** Exercise aim **
Reproduce each record below exactly as written.
■ ■ ■ ■ ■
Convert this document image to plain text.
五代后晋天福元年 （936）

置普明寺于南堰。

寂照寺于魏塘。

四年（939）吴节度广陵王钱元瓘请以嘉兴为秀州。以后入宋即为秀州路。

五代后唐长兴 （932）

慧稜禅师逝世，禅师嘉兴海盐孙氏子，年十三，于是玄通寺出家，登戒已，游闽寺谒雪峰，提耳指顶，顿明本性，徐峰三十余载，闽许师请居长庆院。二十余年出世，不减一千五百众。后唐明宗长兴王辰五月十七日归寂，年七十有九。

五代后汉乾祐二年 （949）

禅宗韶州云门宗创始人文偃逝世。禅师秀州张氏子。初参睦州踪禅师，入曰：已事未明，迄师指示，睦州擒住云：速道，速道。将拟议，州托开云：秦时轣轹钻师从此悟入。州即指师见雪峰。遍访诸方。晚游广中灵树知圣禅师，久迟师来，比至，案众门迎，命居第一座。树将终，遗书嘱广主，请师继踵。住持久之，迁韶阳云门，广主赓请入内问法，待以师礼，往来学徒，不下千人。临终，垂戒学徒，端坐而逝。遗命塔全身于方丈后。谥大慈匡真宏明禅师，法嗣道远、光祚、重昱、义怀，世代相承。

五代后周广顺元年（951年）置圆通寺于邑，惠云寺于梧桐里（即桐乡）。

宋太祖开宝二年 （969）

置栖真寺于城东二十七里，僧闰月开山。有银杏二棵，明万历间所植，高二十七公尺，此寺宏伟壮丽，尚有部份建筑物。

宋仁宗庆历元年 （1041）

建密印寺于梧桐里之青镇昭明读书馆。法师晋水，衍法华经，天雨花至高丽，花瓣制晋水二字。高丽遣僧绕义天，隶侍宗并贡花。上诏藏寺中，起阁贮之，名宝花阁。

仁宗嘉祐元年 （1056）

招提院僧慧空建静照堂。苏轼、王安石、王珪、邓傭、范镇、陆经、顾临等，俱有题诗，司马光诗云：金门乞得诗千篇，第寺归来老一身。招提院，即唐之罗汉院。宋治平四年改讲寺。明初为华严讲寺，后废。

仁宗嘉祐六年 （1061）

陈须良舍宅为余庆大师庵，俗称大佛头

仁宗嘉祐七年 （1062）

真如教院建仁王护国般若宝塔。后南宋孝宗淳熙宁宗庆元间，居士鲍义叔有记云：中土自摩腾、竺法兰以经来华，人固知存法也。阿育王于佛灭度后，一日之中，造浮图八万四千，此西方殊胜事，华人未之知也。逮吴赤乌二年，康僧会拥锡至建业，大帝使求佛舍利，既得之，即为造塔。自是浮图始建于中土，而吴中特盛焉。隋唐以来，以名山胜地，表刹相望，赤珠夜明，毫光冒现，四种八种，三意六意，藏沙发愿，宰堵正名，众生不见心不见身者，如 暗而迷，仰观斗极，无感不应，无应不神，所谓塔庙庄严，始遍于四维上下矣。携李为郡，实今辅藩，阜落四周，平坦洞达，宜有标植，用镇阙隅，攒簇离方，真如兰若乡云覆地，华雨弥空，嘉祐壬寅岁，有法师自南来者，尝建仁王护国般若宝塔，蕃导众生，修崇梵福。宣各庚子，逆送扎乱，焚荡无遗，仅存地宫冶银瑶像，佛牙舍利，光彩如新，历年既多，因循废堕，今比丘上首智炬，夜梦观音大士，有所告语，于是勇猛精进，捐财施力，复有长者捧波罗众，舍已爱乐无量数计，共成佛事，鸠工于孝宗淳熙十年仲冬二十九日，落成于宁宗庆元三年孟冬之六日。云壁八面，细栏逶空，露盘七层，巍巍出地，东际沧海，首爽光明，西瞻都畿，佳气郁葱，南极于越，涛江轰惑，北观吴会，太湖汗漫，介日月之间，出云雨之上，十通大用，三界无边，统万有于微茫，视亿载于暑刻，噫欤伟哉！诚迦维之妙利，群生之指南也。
■ ■ ■ ■ ■
** Task result **
Convert this document image to plain text.
五代后晋天福元年 （936）

置普明寺于南堰。

寂照寺于魏塘。

四年（939）吴节度广陵王钱元瓘请以嘉兴为秀州。以后入宋即为秀州路。

五代后唐长兴 （932）

慧稜禅师逝世，禅师嘉兴海盐孙氏子，年十三，于是玄通寺出家，登戒已，游闽寺谒雪峰，提耳指顶，顿明本性，徐峰三十余载，闽许师请居长庆院。二十余年出世，不减一千五百众。后唐明宗长兴王辰五月十七日归寂，年七十有九。

五代后汉乾祐二年 （949）

禅宗韶州云门宗创始人文偃逝世。禅师秀州张氏子。初参睦州踪禅师，入曰：已事未明，迄师指示，睦州擒住云：速道，速道。将拟议，州托开云：秦时轣轹钻师从此悟入。州即指师见雪峰。遍访诸方。晚游广中灵树知圣禅师，久迟师来，比至，案众门迎，命居第一座。树将终，遗书嘱广主，请师继踵。住持久之，迁韶阳云门，广主赓请入内问法，待以师礼，往来学徒，不下千人。临终，垂戒学徒，端坐而逝。遗命塔全身于方丈后。谥大慈匡真宏明禅师，法嗣道远、光祚、重昱、义怀，世代相承。

五代后周广顺元年（951年）置圆通寺于邑，惠云寺于梧桐里（即桐乡）。

宋太祖开宝二年 （969）

置栖真寺于城东二十七里，僧闰月开山。有银杏二棵，明万历间所植，高二十七公尺，此寺宏伟壮丽，尚有部份建筑物。

宋仁宗庆历元年 （1041）

建密印寺于梧桐里之青镇昭明读书馆。法师晋水，衍法华经，天雨花至高丽，花瓣制晋水二字。高丽遣僧绕义天，隶侍宗并贡花。上诏藏寺中，起阁贮之，名宝花阁。

仁宗嘉祐元年 （1056）

招提院僧慧空建静照堂。苏轼、王安石、王珪、邓傭、范镇、陆经、顾临等，俱有题诗，司马光诗云：金门乞得诗千篇，第寺归来老一身。招提院，即唐之罗汉院。宋治平四年改讲寺。明初为华严讲寺，后废。

仁宗嘉祐六年 （1061）

陈须良舍宅为余庆大师庵，俗称大佛头

仁宗嘉祐七年 （1062）

真如教院建仁王护国般若宝塔。后南宋孝宗淳熙宁宗庆元间，居士鲍义叔有记云：中土自摩腾、竺法兰以经来华，人固知存法也。阿育王于佛灭度后，一日之中，造浮图八万四千，此西方殊胜事，华人未之知也。逮吴赤乌二年，康僧会拥锡至建业，大帝使求佛舍利，既得之，即为造塔。自是浮图始建于中土，而吴中特盛焉。隋唐以来，以名山胜地，表刹相望，赤珠夜明，毫光冒现，四种八种，三意六意，藏沙发愿，宰堵正名，众生不见心不见身者，如 暗而迷，仰观斗极，无感不应，无应不神，所谓塔庙庄严，始遍于四维上下矣。携李为郡，实今辅藩，阜落四周，平坦洞达，宜有标植，用镇阙隅，攒簇离方，真如兰若乡云覆地，华雨弥空，嘉祐壬寅岁，有法师自南来者，尝建仁王护国般若宝塔，蕃导众生，修崇梵福。宣各庚子，逆送扎乱，焚荡无遗，仅存地宫冶银瑶像，佛牙舍利，光彩如新，历年既多，因循废堕，今比丘上首智炬，夜梦观音大士，有所告语，于是勇猛精进，捐财施力，复有长者捧波罗众，舍已爱乐无量数计，共成佛事，鸠工于孝宗淳熙十年仲冬二十九日，落成于宁宗庆元三年孟冬之六日。云壁八面，细栏逶空，露盘七层，巍巍出地，东际沧海，首爽光明，西瞻都畿，佳气郁葱，南极于越，涛江轰惑，北观吴会，太湖汗漫，介日月之间，出云雨之上，十通大用，三界无边，统万有于微茫，视亿载于暑刻，噫欤伟哉！诚迦维之妙利，群生之指南也。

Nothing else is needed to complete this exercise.